What is needed: Count the lines below that contain the word "Decisiones", and give only that number.

━━ Record set

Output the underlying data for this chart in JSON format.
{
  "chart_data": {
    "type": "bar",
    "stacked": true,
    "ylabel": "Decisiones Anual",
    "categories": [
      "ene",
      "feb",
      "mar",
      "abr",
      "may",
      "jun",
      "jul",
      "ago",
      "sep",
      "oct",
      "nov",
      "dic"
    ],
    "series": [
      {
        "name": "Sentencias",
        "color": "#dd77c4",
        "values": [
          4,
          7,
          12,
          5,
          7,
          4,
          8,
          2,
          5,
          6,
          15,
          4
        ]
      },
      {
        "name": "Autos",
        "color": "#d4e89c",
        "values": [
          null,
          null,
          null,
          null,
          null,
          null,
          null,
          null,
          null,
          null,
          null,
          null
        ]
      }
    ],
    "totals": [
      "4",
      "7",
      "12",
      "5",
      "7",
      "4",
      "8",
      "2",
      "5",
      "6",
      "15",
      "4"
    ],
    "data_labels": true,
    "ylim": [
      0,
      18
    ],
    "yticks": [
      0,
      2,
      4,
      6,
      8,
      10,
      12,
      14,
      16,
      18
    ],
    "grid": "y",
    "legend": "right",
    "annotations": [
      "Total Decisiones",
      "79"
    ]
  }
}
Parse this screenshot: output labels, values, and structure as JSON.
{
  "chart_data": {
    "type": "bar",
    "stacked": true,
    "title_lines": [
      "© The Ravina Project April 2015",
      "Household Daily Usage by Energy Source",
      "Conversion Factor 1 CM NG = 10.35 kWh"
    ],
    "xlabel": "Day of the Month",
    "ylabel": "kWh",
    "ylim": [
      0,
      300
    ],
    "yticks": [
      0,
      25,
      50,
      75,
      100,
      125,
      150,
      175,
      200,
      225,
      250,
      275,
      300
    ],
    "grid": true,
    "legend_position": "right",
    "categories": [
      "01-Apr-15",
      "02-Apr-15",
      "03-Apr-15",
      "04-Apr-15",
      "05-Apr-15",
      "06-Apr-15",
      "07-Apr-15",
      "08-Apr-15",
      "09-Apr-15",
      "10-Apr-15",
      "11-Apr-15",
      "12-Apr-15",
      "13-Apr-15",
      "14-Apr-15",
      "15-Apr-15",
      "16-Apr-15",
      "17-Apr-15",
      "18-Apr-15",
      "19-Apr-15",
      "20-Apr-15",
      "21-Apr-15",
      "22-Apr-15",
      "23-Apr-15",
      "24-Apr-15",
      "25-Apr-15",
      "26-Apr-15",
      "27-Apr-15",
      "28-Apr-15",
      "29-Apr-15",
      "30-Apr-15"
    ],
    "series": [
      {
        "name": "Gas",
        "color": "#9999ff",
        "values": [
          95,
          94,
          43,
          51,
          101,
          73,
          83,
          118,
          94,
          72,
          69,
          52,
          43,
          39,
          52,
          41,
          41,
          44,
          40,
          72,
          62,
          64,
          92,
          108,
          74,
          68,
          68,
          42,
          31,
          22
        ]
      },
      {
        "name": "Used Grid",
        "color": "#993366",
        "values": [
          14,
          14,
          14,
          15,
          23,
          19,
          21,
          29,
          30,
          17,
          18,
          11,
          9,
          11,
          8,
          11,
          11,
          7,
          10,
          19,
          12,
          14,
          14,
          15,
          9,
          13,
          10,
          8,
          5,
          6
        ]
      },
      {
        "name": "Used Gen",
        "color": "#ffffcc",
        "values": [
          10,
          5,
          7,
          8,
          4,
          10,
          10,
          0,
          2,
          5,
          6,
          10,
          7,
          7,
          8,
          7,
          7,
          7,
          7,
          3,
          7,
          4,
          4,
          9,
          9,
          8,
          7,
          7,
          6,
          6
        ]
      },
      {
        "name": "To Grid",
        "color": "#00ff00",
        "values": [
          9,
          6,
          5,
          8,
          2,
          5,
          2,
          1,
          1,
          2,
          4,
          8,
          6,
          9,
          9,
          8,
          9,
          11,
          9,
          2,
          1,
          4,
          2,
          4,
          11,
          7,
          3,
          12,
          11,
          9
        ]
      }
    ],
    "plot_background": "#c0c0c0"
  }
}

━━━━

Result below: 2